--- START Available records ---

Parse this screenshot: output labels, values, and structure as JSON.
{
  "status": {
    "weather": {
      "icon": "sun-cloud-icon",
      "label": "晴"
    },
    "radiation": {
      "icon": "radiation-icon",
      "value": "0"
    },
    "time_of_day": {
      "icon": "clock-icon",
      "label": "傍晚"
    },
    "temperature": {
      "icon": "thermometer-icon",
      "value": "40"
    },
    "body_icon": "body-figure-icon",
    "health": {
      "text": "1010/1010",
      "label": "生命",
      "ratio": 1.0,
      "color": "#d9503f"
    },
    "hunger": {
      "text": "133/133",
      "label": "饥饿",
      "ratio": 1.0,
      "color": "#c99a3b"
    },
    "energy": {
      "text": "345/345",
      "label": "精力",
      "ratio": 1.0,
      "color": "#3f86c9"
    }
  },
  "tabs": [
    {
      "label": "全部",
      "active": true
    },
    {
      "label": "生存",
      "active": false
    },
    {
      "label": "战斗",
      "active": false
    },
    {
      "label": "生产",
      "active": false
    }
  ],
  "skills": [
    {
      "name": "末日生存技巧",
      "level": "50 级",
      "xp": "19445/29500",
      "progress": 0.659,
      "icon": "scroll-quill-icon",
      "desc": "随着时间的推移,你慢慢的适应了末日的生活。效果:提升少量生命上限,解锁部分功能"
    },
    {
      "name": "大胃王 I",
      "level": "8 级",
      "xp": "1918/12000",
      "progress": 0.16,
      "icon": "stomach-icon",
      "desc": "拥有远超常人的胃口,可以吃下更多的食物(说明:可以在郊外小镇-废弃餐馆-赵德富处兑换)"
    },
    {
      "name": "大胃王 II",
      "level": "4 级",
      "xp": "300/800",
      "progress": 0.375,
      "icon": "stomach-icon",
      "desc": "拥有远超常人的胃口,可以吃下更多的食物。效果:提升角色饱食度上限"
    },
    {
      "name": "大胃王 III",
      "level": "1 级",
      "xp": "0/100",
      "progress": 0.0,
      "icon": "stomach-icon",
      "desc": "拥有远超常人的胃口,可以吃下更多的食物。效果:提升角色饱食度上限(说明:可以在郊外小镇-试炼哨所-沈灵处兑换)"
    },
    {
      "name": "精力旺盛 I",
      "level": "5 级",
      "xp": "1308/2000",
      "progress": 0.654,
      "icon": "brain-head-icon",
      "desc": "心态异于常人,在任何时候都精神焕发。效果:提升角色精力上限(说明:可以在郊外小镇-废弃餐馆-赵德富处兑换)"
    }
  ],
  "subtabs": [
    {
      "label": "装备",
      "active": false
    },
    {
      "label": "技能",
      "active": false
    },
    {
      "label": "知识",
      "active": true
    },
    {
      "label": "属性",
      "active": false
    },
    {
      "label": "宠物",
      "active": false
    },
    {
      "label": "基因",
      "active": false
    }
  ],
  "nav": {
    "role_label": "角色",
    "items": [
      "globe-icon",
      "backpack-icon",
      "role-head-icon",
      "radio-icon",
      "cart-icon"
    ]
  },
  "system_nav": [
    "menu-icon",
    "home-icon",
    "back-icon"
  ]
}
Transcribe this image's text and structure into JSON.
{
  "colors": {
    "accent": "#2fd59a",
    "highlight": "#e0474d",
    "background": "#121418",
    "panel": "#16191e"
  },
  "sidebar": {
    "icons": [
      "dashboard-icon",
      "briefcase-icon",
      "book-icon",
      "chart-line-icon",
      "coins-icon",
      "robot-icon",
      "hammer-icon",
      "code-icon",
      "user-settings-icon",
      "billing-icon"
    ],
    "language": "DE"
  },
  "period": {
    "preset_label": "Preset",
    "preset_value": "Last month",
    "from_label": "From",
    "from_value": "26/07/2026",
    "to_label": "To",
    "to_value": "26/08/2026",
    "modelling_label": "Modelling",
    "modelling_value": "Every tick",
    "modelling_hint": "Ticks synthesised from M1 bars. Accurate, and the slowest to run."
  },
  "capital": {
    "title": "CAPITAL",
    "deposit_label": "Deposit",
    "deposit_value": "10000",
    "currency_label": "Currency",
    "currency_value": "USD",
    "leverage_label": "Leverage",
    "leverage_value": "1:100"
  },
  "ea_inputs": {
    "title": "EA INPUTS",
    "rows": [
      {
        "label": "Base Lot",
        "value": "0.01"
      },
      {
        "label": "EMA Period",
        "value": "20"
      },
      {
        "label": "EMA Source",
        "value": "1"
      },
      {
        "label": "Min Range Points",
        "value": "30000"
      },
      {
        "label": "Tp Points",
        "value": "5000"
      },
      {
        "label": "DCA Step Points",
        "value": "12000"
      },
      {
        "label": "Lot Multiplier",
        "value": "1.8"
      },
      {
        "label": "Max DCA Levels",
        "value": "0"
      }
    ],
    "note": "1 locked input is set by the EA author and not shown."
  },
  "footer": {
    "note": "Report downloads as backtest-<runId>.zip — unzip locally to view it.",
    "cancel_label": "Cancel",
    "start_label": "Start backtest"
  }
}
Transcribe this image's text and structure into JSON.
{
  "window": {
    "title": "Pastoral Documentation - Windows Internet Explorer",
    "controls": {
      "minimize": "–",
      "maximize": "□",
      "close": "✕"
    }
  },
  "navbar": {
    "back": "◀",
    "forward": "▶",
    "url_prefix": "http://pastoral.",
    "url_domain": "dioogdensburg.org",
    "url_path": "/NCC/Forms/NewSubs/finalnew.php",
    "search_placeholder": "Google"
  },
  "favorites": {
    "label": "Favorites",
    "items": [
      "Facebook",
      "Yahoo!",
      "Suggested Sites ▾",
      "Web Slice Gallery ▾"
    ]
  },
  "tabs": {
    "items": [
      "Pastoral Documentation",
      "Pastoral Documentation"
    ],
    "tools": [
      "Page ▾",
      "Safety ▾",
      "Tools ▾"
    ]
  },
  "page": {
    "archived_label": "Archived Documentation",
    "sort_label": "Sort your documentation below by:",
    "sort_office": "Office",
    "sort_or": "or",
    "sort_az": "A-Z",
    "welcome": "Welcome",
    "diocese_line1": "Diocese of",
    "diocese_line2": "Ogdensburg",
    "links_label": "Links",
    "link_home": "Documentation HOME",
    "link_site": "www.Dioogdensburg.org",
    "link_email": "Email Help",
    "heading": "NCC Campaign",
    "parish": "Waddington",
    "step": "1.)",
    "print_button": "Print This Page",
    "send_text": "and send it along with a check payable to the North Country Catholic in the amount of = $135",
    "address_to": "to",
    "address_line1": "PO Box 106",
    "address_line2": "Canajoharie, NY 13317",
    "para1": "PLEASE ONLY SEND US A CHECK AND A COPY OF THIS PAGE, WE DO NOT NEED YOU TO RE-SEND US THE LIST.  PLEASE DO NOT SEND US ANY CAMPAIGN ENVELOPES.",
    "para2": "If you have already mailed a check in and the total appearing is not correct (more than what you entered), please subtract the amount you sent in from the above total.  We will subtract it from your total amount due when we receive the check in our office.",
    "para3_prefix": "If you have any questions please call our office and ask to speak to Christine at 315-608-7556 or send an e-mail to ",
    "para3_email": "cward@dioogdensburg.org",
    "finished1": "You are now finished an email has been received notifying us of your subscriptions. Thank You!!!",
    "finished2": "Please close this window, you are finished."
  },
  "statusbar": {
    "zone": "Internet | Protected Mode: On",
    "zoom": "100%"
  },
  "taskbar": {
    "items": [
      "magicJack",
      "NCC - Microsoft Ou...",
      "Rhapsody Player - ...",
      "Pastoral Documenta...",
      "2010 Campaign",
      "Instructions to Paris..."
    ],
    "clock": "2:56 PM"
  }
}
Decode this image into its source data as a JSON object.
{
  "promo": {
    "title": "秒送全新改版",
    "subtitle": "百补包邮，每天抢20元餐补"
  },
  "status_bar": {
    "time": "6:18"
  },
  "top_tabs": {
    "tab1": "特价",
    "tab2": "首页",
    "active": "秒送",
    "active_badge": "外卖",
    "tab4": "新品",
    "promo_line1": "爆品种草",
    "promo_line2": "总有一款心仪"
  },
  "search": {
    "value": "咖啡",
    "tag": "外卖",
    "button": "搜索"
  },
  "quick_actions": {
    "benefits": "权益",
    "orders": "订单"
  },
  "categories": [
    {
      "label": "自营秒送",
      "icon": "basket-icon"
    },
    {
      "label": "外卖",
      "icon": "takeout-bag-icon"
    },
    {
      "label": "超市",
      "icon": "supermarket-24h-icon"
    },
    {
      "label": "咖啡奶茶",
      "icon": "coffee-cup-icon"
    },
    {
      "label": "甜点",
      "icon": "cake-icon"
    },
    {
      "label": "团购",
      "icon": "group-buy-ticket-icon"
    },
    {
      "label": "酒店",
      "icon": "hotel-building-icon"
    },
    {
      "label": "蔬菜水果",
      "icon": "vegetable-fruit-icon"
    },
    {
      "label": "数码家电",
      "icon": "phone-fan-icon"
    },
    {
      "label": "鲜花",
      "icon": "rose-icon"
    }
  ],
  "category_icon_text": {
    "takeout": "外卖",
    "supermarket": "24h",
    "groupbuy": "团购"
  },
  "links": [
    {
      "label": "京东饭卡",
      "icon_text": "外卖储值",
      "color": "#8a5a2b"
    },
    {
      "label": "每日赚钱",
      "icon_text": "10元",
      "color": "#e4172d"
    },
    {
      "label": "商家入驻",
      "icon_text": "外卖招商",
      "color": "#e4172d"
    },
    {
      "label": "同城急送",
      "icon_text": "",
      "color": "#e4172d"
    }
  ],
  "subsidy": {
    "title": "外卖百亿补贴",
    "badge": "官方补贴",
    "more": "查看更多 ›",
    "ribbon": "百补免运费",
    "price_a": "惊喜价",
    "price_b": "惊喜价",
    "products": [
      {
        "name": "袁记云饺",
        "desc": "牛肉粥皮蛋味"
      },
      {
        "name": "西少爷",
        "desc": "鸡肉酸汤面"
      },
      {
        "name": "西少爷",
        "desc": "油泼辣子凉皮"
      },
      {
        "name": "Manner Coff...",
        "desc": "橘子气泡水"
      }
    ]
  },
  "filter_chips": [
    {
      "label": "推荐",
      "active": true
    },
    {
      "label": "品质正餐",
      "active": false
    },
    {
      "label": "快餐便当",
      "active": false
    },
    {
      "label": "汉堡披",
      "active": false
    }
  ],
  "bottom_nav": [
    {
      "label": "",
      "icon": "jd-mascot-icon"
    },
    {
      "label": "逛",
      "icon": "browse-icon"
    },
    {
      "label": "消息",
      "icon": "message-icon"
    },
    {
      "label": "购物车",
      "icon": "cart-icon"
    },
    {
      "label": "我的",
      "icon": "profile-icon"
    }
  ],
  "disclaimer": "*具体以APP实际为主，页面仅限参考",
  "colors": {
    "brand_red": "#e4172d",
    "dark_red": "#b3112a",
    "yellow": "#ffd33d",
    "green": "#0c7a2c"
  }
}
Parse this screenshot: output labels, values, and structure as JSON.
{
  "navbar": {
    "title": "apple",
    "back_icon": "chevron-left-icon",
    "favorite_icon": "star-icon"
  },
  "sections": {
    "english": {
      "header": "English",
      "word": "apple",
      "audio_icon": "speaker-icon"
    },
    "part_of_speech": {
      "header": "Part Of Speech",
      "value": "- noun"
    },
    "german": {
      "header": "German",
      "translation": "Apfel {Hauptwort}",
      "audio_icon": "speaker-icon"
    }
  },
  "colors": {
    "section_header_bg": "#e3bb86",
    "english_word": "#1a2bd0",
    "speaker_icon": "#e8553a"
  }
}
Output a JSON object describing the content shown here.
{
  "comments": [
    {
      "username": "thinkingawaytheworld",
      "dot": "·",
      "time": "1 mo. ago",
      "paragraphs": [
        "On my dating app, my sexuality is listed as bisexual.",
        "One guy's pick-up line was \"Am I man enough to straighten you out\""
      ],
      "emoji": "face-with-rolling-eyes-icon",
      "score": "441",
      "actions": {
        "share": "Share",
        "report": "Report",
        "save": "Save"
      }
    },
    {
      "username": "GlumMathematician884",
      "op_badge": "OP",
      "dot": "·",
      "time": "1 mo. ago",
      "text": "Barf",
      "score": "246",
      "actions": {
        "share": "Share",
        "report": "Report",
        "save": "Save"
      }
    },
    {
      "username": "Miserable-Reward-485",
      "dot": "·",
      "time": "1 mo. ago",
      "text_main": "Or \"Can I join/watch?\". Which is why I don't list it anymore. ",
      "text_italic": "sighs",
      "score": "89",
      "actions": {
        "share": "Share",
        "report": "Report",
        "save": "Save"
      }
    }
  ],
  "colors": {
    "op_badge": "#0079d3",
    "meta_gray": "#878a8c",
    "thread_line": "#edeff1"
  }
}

--- END Available records ---

- **Task goal**
State the number of lines in the records that contain the string "赵德富处兑换", and nothing more.

- **Answer in full**
2